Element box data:

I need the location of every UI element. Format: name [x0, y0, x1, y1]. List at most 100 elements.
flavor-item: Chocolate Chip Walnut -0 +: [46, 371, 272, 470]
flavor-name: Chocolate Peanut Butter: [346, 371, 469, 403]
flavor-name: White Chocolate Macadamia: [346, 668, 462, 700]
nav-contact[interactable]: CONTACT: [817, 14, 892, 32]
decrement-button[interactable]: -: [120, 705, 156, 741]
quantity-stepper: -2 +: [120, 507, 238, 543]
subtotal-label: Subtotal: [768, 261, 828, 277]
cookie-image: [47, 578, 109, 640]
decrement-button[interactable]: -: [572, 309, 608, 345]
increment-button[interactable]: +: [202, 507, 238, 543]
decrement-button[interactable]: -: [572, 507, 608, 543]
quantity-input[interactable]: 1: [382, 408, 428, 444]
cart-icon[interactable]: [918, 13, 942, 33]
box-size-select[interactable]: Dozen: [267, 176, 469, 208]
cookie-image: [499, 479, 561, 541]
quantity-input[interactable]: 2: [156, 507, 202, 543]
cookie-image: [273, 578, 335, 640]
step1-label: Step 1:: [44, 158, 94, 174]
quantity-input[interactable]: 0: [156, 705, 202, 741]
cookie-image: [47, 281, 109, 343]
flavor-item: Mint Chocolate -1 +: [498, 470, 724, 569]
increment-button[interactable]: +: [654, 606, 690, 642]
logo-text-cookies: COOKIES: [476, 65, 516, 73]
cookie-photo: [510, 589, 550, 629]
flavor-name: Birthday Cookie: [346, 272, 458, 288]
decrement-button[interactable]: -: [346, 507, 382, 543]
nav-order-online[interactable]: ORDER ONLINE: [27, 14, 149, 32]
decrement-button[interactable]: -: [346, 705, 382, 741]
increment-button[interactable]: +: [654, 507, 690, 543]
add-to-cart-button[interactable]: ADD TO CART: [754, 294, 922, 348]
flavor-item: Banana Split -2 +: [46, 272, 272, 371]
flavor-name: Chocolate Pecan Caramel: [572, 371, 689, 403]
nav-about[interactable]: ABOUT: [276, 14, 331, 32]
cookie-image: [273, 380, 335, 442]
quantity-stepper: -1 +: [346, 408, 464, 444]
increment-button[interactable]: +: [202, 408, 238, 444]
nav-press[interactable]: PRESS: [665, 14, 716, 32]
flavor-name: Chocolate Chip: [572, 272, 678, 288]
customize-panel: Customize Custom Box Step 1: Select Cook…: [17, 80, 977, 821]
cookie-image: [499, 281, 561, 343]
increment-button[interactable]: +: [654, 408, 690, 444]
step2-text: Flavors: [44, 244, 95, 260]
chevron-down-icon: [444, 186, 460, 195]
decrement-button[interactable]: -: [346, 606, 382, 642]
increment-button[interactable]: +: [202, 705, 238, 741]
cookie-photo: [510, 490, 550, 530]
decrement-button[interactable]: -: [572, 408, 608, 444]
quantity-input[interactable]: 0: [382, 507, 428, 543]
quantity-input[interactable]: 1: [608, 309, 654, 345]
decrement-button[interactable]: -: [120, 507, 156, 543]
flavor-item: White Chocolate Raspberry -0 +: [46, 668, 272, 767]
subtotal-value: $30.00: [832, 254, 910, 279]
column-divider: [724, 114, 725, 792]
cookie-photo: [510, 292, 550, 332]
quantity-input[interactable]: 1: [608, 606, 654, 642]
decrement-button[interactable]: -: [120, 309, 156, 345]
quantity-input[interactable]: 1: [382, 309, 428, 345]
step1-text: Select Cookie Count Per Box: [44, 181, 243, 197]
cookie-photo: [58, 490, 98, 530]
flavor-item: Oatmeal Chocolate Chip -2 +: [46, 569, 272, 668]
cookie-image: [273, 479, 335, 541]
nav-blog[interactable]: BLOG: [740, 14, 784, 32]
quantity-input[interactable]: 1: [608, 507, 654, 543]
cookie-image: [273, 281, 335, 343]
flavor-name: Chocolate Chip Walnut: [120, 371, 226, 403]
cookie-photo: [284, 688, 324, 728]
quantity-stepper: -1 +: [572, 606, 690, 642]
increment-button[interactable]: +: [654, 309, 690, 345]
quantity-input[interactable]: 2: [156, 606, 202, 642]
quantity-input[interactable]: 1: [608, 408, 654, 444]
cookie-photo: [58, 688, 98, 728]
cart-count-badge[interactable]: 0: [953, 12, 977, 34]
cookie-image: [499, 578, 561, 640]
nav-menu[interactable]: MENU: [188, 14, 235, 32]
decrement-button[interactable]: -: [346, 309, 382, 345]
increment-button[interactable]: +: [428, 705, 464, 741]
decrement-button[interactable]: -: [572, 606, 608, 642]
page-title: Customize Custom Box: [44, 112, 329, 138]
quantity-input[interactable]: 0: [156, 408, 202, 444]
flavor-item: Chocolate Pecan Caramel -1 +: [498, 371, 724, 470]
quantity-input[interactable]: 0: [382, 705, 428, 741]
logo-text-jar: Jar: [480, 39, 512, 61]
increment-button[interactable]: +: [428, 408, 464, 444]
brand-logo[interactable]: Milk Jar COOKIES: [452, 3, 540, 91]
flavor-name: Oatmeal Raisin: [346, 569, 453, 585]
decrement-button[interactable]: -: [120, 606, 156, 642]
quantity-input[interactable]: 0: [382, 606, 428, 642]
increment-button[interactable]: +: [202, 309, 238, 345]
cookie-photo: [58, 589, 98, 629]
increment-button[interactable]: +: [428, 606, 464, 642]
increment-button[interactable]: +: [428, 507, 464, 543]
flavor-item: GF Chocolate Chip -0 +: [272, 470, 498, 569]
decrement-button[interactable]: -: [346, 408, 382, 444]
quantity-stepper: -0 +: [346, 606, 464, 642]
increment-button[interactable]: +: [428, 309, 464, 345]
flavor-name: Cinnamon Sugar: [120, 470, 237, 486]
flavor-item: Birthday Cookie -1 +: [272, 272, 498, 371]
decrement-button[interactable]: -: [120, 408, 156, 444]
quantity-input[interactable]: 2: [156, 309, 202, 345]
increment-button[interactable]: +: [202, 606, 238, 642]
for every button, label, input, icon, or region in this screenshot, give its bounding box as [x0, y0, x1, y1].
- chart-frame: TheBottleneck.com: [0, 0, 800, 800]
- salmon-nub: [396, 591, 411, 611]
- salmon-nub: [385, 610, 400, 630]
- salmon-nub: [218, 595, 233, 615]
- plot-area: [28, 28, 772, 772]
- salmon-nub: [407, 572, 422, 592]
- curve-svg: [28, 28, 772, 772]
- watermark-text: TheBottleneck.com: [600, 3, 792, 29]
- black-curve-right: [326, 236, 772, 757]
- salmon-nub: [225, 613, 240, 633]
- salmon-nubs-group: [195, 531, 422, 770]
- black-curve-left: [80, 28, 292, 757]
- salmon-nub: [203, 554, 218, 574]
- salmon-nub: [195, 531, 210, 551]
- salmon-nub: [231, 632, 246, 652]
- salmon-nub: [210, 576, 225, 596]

__WHAT IS BEING ASKED__.
Render every line of the data above as a Markdown table with two columns, "Row" and "Line". Put a running row number in the first column and the line in the second, and leave out any blank lines.

__RESPONSE TO THE TASK__.
| Row | Line |
|---|---|
| 1 | I need the location of every UI element. Format: name [x0, y0, x1, y1]. List at most 100 elements. |
| 2 | flavor-item: Chocolate Chip Walnut -0 +: [46, 371, 272, 470] |
| 3 | flavor-name: Chocolate Peanut Butter: [346, 371, 469, 403] |
| 4 | flavor-name: White Chocolate Macadamia: [346, 668, 462, 700] |
| 5 | nav-contact[interactable]: CONTACT: [817, 14, 892, 32] |
| 6 | decrement-button[interactable]: -: [120, 705, 156, 741] |
| 7 | quantity-stepper: -2 +: [120, 507, 238, 543] |
| 8 | subtotal-label: Subtotal: [768, 261, 828, 277] |
| 9 | cookie-image: [47, 578, 109, 640] |
| 10 | decrement-button[interactable]: -: [572, 309, 608, 345] |
| 11 | increment-button[interactable]: +: [202, 507, 238, 543] |
| 12 | decrement-button[interactable]: -: [572, 507, 608, 543] |
| 13 | quantity-input[interactable]: 1: [382, 408, 428, 444] |
| 14 | cart-icon[interactable]: [918, 13, 942, 33] |
| 15 | box-size-select[interactable]: Dozen: [267, 176, 469, 208] |
| 16 | cookie-image: [499, 479, 561, 541] |
| 17 | quantity-input[interactable]: 2: [156, 507, 202, 543] |
| 18 | cookie-image: [273, 578, 335, 640] |
| 19 | step1-label: Step 1:: [44, 158, 94, 174] |
| 20 | quantity-input[interactable]: 0: [156, 705, 202, 741] |
| 21 | cookie-image: [47, 281, 109, 343] |
| 22 | flavor-item: Mint Chocolate -1 +: [498, 470, 724, 569] |
| 23 | increment-button[interactable]: +: [654, 606, 690, 642] |
| 24 | logo-text-cookies: COOKIES: [476, 65, 516, 73] |
| 25 | cookie-photo: [510, 589, 550, 629] |
| 26 | flavor-name: Birthday Cookie: [346, 272, 458, 288] |
| 27 | decrement-button[interactable]: -: [346, 507, 382, 543] |
| 28 | nav-order-online[interactable]: ORDER ONLINE: [27, 14, 149, 32] |
| 29 | decrement-button[interactable]: -: [346, 705, 382, 741] |
| 30 | increment-button[interactable]: +: [654, 507, 690, 543] |
| 31 | add-to-cart-button[interactable]: ADD TO CART: [754, 294, 922, 348] |
| 32 | flavor-item: Banana Split -2 +: [46, 272, 272, 371] |
| 33 | flavor-name: Chocolate Pecan Caramel: [572, 371, 689, 403] |
| 34 | nav-about[interactable]: ABOUT: [276, 14, 331, 32] |
| 35 | cookie-image: [273, 380, 335, 442] |
| 36 | quantity-stepper: -1 +: [346, 408, 464, 444] |
| 37 | increment-button[interactable]: +: [202, 408, 238, 444] |
| 38 | nav-press[interactable]: PRESS: [665, 14, 716, 32] |
| 39 | flavor-name: Chocolate Chip: [572, 272, 678, 288] |
| 40 | customize-panel: Customize Custom Box Step 1: Select Cook…: [17, 80, 977, 821] |
| 41 | cookie-image: [499, 281, 561, 343] |
| 42 | increment-button[interactable]: +: [654, 408, 690, 444] |
| 43 | step2-text: Flavors: [44, 244, 95, 260] |
| 44 | chevron-down-icon: [444, 186, 460, 195] |
| 45 | decrement-button[interactable]: -: [346, 606, 382, 642] |
| 46 | increment-button[interactable]: +: [202, 705, 238, 741] |
| 47 | cookie-photo: [510, 490, 550, 530] |
| 48 | decrement-button[interactable]: -: [572, 408, 608, 444] |
| 49 | quantity-input[interactable]: 0: [382, 507, 428, 543] |
| 50 | quantity-input[interactable]: 1: [608, 309, 654, 345] |
| 51 | decrement-button[interactable]: -: [120, 507, 156, 543] |
| 52 | flavor-item: White Chocolate Raspberry -0 +: [46, 668, 272, 767] |
| 53 | subtotal-value: $30.00: [832, 254, 910, 279] |
| 54 | column-divider: [724, 114, 725, 792] |
| 55 | cookie-photo: [510, 292, 550, 332] |
| 56 | quantity-input[interactable]: 1: [608, 606, 654, 642] |
| 57 | decrement-button[interactable]: -: [120, 309, 156, 345] |
| 58 | quantity-input[interactable]: 1: [382, 309, 428, 345] |
| 59 | step1-text: Select Cookie Count Per Box: [44, 181, 243, 197] |
| 60 | cookie-photo: [58, 490, 98, 530] |
| 61 | flavor-item: Oatmeal Chocolate Chip -2 +: [46, 569, 272, 668] |
| 62 | cookie-image: [273, 479, 335, 541] |
| 63 | nav-blog[interactable]: BLOG: [740, 14, 784, 32] |
| 64 | quantity-input[interactable]: 1: [608, 507, 654, 543] |
| 65 | cookie-image: [273, 281, 335, 343] |
| 66 | flavor-name: Chocolate Chip Walnut: [120, 371, 226, 403] |
| 67 | cookie-photo: [284, 688, 324, 728] |
| 68 | quantity-stepper: -1 +: [572, 606, 690, 642] |
| 69 | increment-button[interactable]: +: [654, 309, 690, 345] |
| 70 | quantity-input[interactable]: 2: [156, 606, 202, 642] |
| 71 | quantity-input[interactable]: 1: [608, 408, 654, 444] |
| 72 | cookie-photo: [58, 688, 98, 728] |
| 73 | cart-count-badge[interactable]: 0: [953, 12, 977, 34] |
| 74 | cookie-image: [499, 578, 561, 640] |
| 75 | nav-menu[interactable]: MENU: [188, 14, 235, 32] |
| 76 | decrement-button[interactable]: -: [346, 309, 382, 345] |
| 77 | increment-button[interactable]: +: [428, 705, 464, 741] |
| 78 | decrement-button[interactable]: -: [572, 606, 608, 642] |
| 79 | page-title: Customize Custom Box: [44, 112, 329, 138] |
| 80 | quantity-input[interactable]: 0: [156, 408, 202, 444] |
| 81 | flavor-item: Chocolate Pecan Caramel -1 +: [498, 371, 724, 470] |
| 82 | quantity-input[interactable]: 0: [382, 705, 428, 741] |
| 83 | logo-text-jar: Jar: [480, 39, 512, 61] |
| 84 | increment-button[interactable]: +: [428, 408, 464, 444] |
| 85 | brand-logo[interactable]: Milk Jar COOKIES: [452, 3, 540, 91] |
| 86 | flavor-name: Oatmeal Raisin: [346, 569, 453, 585] |
| 87 | decrement-button[interactable]: -: [120, 606, 156, 642] |
| 88 | quantity-input[interactable]: 0: [382, 606, 428, 642] |
| 89 | increment-button[interactable]: +: [202, 309, 238, 345] |
| 90 | cookie-photo: [58, 589, 98, 629] |
| 91 | increment-button[interactable]: +: [428, 606, 464, 642] |
| 92 | increment-button[interactable]: +: [428, 507, 464, 543] |
| 93 | flavor-item: GF Chocolate Chip -0 +: [272, 470, 498, 569] |
| 94 | decrement-button[interactable]: -: [346, 408, 382, 444] |
| 95 | quantity-stepper: -0 +: [346, 606, 464, 642] |
| 96 | increment-button[interactable]: +: [428, 309, 464, 345] |
| 97 | flavor-name: Cinnamon Sugar: [120, 470, 237, 486] |
| 98 | flavor-item: Birthday Cookie -1 +: [272, 272, 498, 371] |
| 99 | decrement-button[interactable]: -: [120, 408, 156, 444] |
| 100 | quantity-input[interactable]: 2: [156, 309, 202, 345] |
| 101 | increment-button[interactable]: +: [202, 606, 238, 642] |
| 102 | for every button, label, input, icon, or region in this screenshot, give its bounding box as [x0, y0, x1, y1]. |
| 103 | - chart-frame: TheBottleneck.com: [0, 0, 800, 800] |
| 104 | - salmon-nub: [396, 591, 411, 611] |
| 105 | - salmon-nub: [385, 610, 400, 630] |
| 106 | - salmon-nub: [218, 595, 233, 615] |
| 107 | - plot-area: [28, 28, 772, 772] |
| 108 | - salmon-nub: [407, 572, 422, 592] |
| 109 | - curve-svg: [28, 28, 772, 772] |
| 110 | - watermark-text: TheBottleneck.com: [600, 3, 792, 29] |
| 111 | - black-curve-right: [326, 236, 772, 757] |
| 112 | - salmon-nub: [225, 613, 240, 633] |
| 113 | - salmon-nubs-group: [195, 531, 422, 770] |
| 114 | - black-curve-left: [80, 28, 292, 757] |
| 115 | - salmon-nub: [203, 554, 218, 574] |
| 116 | - salmon-nub: [195, 531, 210, 551] |
| 117 | - salmon-nub: [231, 632, 246, 652] |
| 118 | - salmon-nub: [210, 576, 225, 596] |